**Aim:**
Look for "data" in each line of the entries, and return the matching lines.
***** Supplied information *****
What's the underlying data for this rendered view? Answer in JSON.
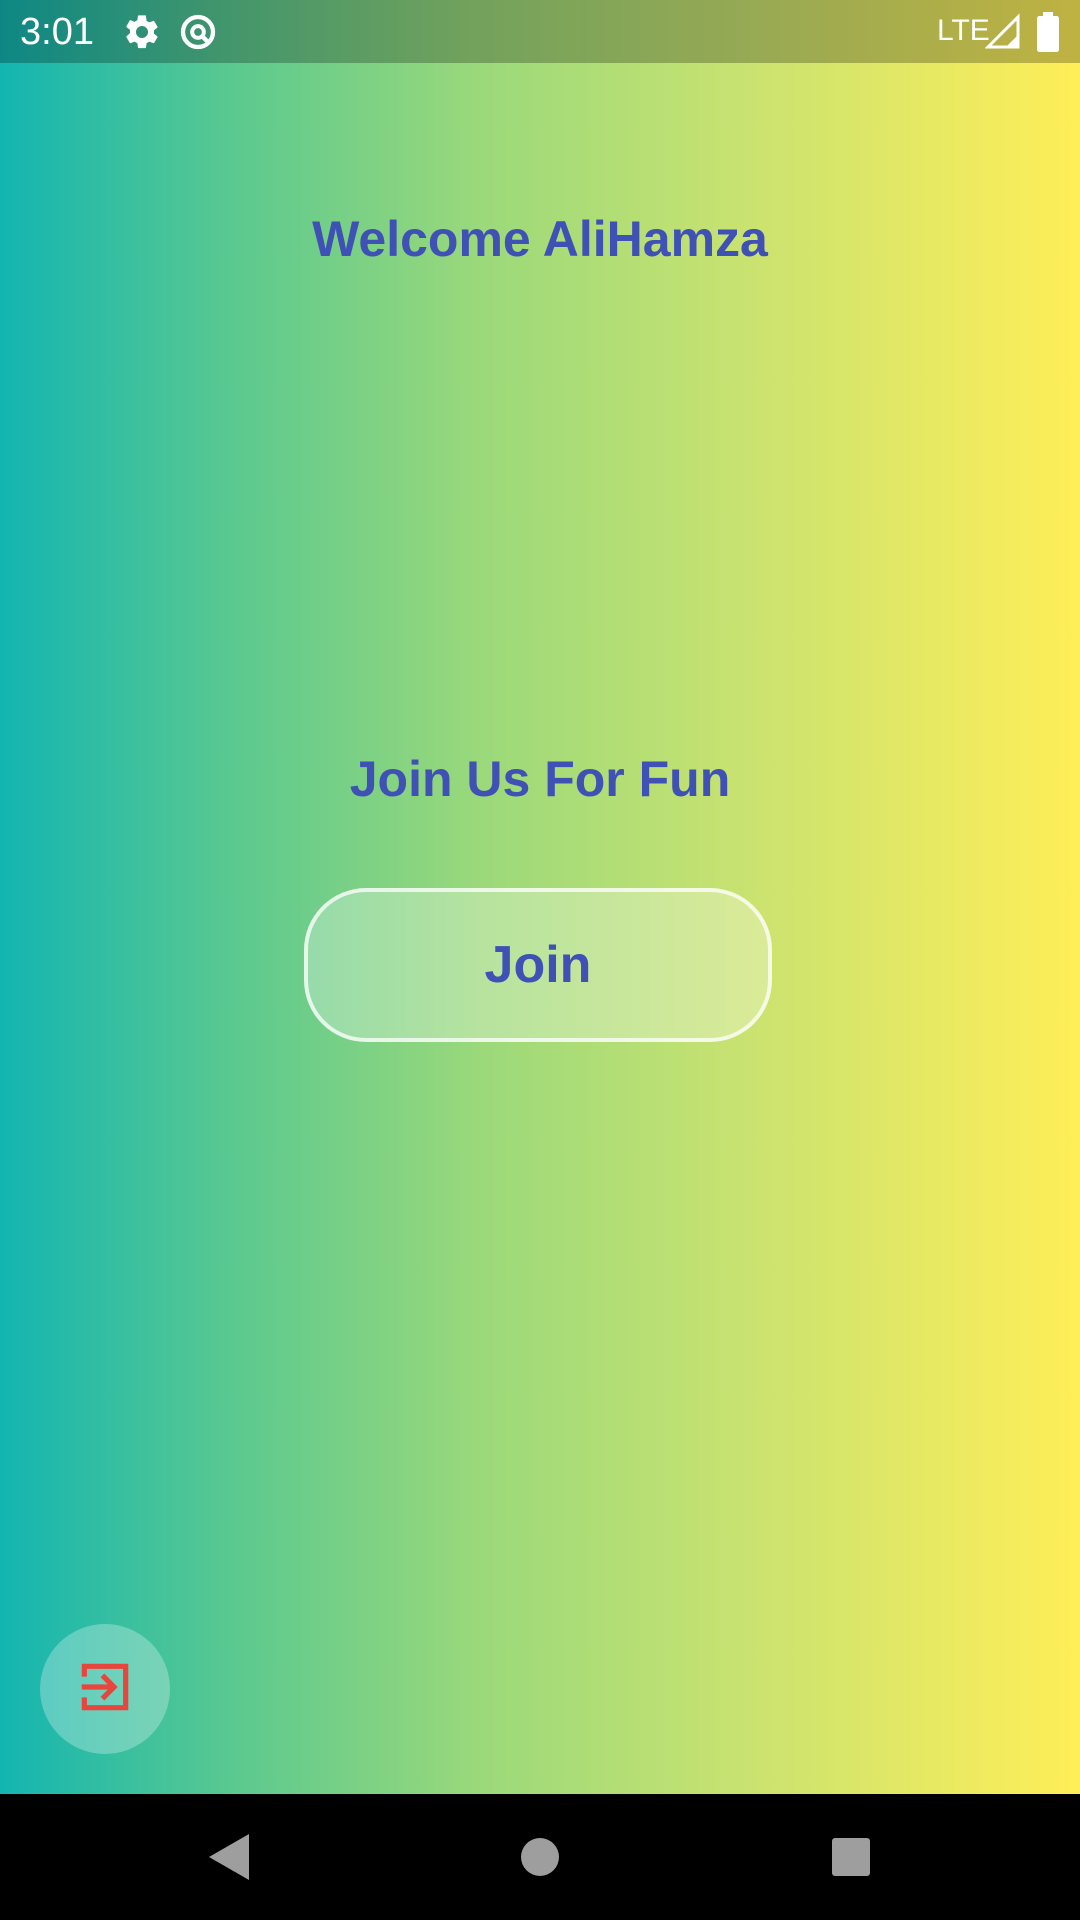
{
  "status_bar": {
    "time": "3:01",
    "network": "LTE",
    "icons": [
      "gear-icon",
      "data-saver-icon",
      "signal-icon",
      "battery-icon"
    ]
  },
  "main": {
    "welcome_text": "Welcome AliHamza",
    "tagline": "Join Us For Fun",
    "join_button_label": "Join"
  },
  "fab": {
    "icon": "exit-to-app-icon",
    "icon_color": "#e8453c"
  },
  "nav_bar": {
    "icons": [
      "back-icon",
      "home-icon",
      "recents-icon"
    ]
  },
  "colors": {
    "text_accent": "#3f51b5",
    "gradient_start": "#13b5b1",
    "gradient_end": "#ffee58"
  }
}
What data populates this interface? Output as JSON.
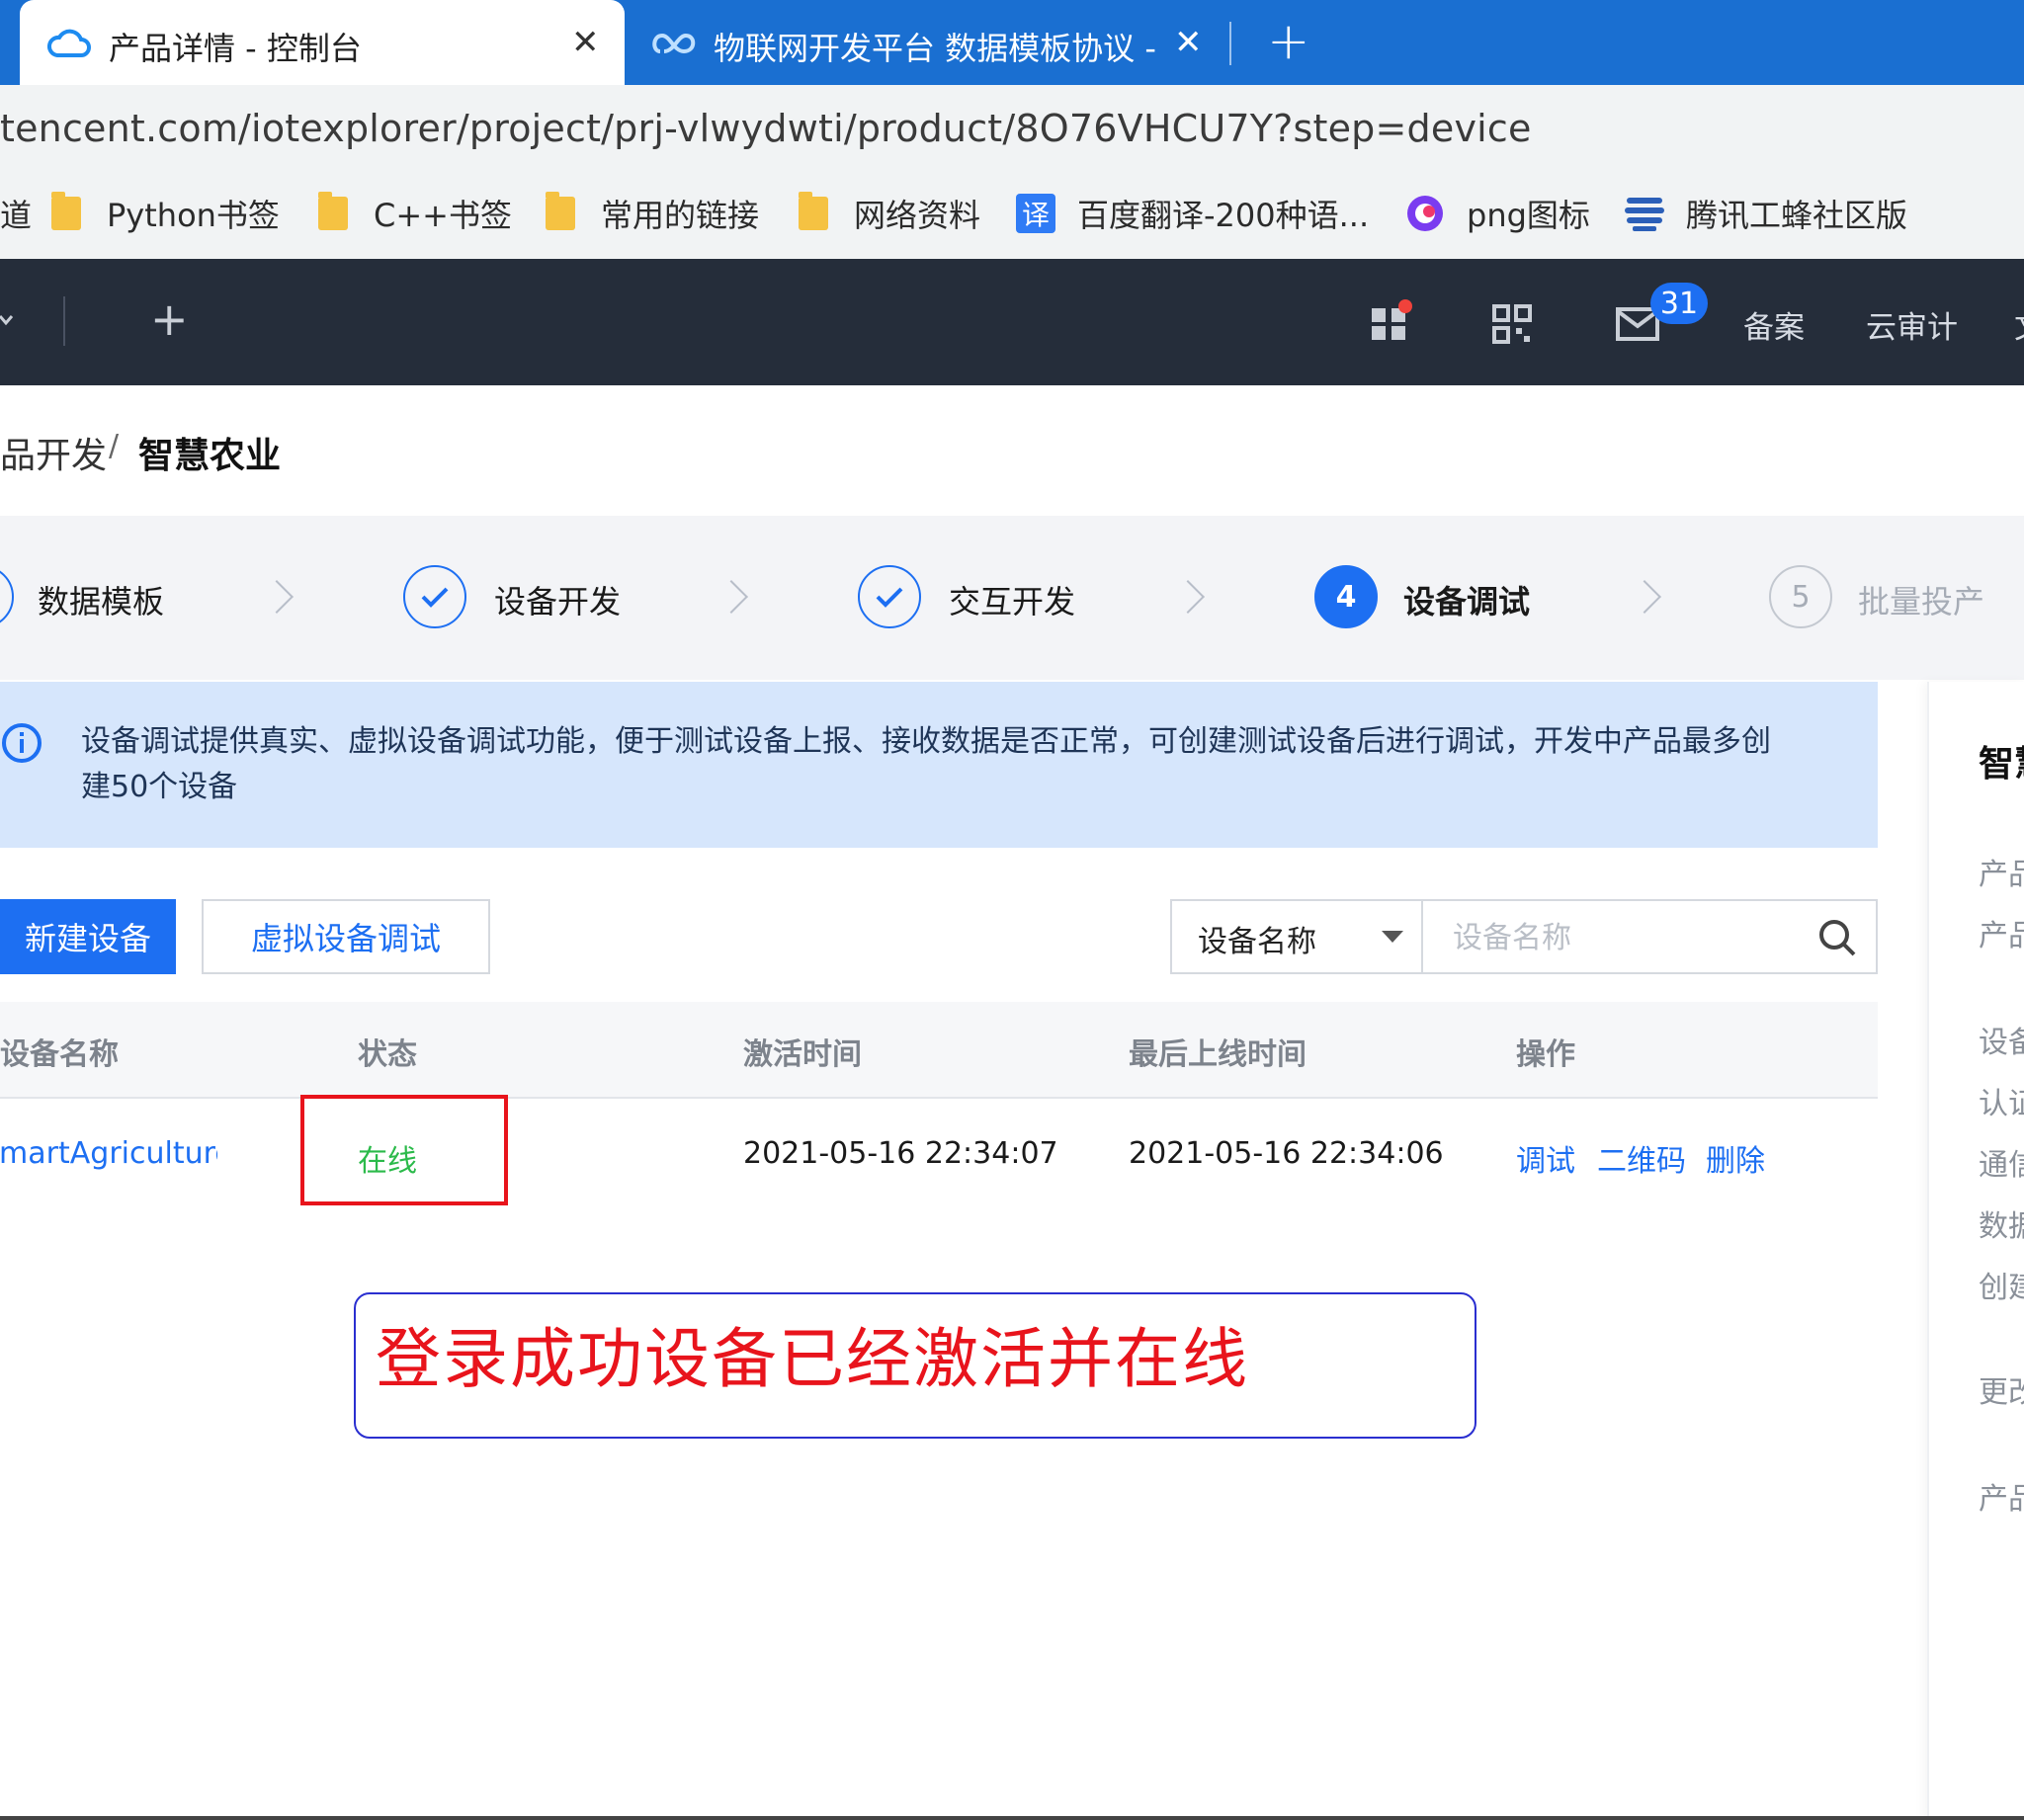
{
  "browser": {
    "tabs": [
      {
        "title": "产品详情 - 控制台",
        "active": true,
        "icon": "cloud-icon"
      },
      {
        "title": "物联网开发平台 数据模板协议 - ",
        "active": false,
        "icon": "iot-cloud-icon"
      }
    ],
    "new_tab_label": "+",
    "close_label": "✕",
    "url": "tencent.com/iotexplorer/project/prj-vlwydwti/product/8O76VHCU7Y?step=device",
    "bookmarks": [
      {
        "label": "道",
        "icon": "folder-icon"
      },
      {
        "label": "Python书签",
        "icon": "folder-icon"
      },
      {
        "label": "C++书签",
        "icon": "folder-icon"
      },
      {
        "label": "常用的链接",
        "icon": "folder-icon"
      },
      {
        "label": "网络资料",
        "icon": "folder-icon"
      },
      {
        "label": "百度翻译-200种语...",
        "icon": "translate-icon",
        "icon_text": "译"
      },
      {
        "label": "png图标",
        "icon": "png-logo-icon"
      },
      {
        "label": "腾讯工蜂社区版",
        "icon": "stack-logo-icon"
      }
    ]
  },
  "console_header": {
    "plus_label": "+",
    "mail_badge": "31",
    "links": [
      "备案",
      "云审计",
      "文"
    ]
  },
  "breadcrumb": {
    "parent": "品开发",
    "separator": "/",
    "current": "智慧农业"
  },
  "steps": [
    {
      "label": "数据模板",
      "status": "done"
    },
    {
      "label": "设备开发",
      "status": "done"
    },
    {
      "label": "交互开发",
      "status": "done"
    },
    {
      "number": "4",
      "label": "设备调试",
      "status": "current"
    },
    {
      "number": "5",
      "label": "批量投产",
      "status": "pending"
    }
  ],
  "banner": {
    "text": "设备调试提供真实、虚拟设备调试功能，便于测试设备上报、接收数据是否正常，可创建测试设备后进行调试，开发中产品最多创建50个设备"
  },
  "toolbar": {
    "new_device": "新建设备",
    "virtual_debug": "虚拟设备调试",
    "filter_select": "设备名称",
    "search_placeholder": "设备名称"
  },
  "table": {
    "headers": [
      "设备名称",
      "状态",
      "激活时间",
      "最后上线时间",
      "操作"
    ],
    "rows": [
      {
        "name": "SmartAgriculture",
        "status": "在线",
        "activated": "2021-05-16 22:34:07",
        "last_online": "2021-05-16 22:34:06",
        "actions": [
          "调试",
          "二维码",
          "删除"
        ]
      }
    ]
  },
  "side_panel": {
    "fragments": [
      "智慧",
      "产品",
      "产品",
      "设备",
      "认证",
      "通信",
      "数据",
      "创建",
      "更改",
      "产品"
    ]
  },
  "annotation": {
    "text": "登录成功设备已经激活并在线"
  },
  "colors": {
    "primary": "#1d6ff2",
    "online": "#2bba4a",
    "annotation_red": "#e8141c",
    "annotation_border": "#2a2fd0",
    "header_dark": "#252d3a",
    "tab_bar": "#1a6fd1",
    "banner_bg": "#d6e6fc"
  }
}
*****
**Output of the exercise:**
What's the underlying data for this rendered view? Answer in JSON.
      "data-saver-icon",
What data populates this interface? Output as JSON.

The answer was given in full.